WORK INSTRUCTIONS >> Output each entry exactly; skip nothing.

DATA FOR THIS TASK >>
------------------------
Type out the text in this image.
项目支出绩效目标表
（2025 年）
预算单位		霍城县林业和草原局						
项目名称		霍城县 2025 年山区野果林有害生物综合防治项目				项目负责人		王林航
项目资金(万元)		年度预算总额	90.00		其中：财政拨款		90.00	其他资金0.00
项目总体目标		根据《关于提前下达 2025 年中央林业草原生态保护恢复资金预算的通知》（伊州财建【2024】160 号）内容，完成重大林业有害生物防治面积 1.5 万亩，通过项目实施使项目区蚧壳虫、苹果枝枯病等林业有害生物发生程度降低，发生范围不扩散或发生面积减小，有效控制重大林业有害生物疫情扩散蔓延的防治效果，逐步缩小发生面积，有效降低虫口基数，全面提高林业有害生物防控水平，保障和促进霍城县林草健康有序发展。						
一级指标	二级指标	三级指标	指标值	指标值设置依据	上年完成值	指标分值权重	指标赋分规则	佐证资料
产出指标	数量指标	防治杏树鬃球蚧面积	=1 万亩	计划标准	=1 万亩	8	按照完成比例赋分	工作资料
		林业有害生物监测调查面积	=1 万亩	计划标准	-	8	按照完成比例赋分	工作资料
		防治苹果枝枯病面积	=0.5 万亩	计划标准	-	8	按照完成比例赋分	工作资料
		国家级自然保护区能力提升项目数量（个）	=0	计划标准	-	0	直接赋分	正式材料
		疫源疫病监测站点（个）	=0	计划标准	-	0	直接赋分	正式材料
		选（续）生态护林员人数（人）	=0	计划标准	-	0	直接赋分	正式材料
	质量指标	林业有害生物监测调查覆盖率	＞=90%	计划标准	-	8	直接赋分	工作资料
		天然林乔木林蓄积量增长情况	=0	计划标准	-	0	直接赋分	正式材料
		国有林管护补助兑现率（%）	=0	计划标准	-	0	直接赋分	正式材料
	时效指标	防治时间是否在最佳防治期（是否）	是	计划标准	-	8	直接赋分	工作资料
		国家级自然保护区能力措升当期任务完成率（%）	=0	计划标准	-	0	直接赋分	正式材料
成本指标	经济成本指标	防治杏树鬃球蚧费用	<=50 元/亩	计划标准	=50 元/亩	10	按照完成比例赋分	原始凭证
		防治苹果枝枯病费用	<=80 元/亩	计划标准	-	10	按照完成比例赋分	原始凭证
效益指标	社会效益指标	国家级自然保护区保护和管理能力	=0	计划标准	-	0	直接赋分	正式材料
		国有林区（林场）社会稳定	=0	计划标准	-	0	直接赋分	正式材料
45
------------------------
FINAL ANSWER >>
Type out the text in this image.
项目支出绩效目标表
（2025 年）
预算单位		霍城县林业和草原局						
项目名称		霍城县 2025 年山区野果林有害生物综合防治项目				项目负责人		王林航
项目资金(万元)		年度预算总额	90.00		其中：财政拨款		90.00	其他资金0.00
项目总体目标		根据《关于提前下达 2025 年中央林业草原生态保护恢复资金预算的通知》（伊州财建【2024】160 号）内容，完成重大林业有害生物防治面积 1.5 万亩，通过项目实施使项目区蚧壳虫、苹果枝枯病等林业有害生物发生程度降低，发生范围不扩散或发生面积减小，有效控制重大林业有害生物疫情扩散蔓延的防治效果，逐步缩小发生面积，有效降低虫口基数，全面提高林业有害生物防控水平，保障和促进霍城县林草健康有序发展。						
一级指标	二级指标	三级指标	指标值	指标值设置依据	上年完成值	指标分值权重	指标赋分规则	佐证资料
产出指标	数量指标	防治杏树鬃球蚧面积	=1 万亩	计划标准	=1 万亩	8	按照完成比例赋分	工作资料
		林业有害生物监测调查面积	=1 万亩	计划标准	-	8	按照完成比例赋分	工作资料
		防治苹果枝枯病面积	=0.5 万亩	计划标准	-	8	按照完成比例赋分	工作资料
		国家级自然保护区能力提升项目数量（个）	=0	计划标准	-	0	直接赋分	正式材料
		疫源疫病监测站点（个）	=0	计划标准	-	0	直接赋分	正式材料
		选（续）生态护林员人数（人）	=0	计划标准	-	0	直接赋分	正式材料
	质量指标	林业有害生物监测调查覆盖率	＞=90%	计划标准	-	8	直接赋分	工作资料
		天然林乔木林蓄积量增长情况	=0	计划标准	-	0	直接赋分	正式材料
		国有林管护补助兑现率（%）	=0	计划标准	-	0	直接赋分	正式材料
	时效指标	防治时间是否在最佳防治期（是否）	是	计划标准	-	8	直接赋分	工作资料
		国家级自然保护区能力措升当期任务完成率（%）	=0	计划标准	-	0	直接赋分	正式材料
成本指标	经济成本指标	防治杏树鬃球蚧费用	<=50 元/亩	计划标准	=50 元/亩	10	按照完成比例赋分	原始凭证
		防治苹果枝枯病费用	<=80 元/亩	计划标准	-	10	按照完成比例赋分	原始凭证
效益指标	社会效益指标	国家级自然保护区保护和管理能力	=0	计划标准	-	0	直接赋分	正式材料
		国有林区（林场）社会稳定	=0	计划标准	-	0	直接赋分	正式材料
45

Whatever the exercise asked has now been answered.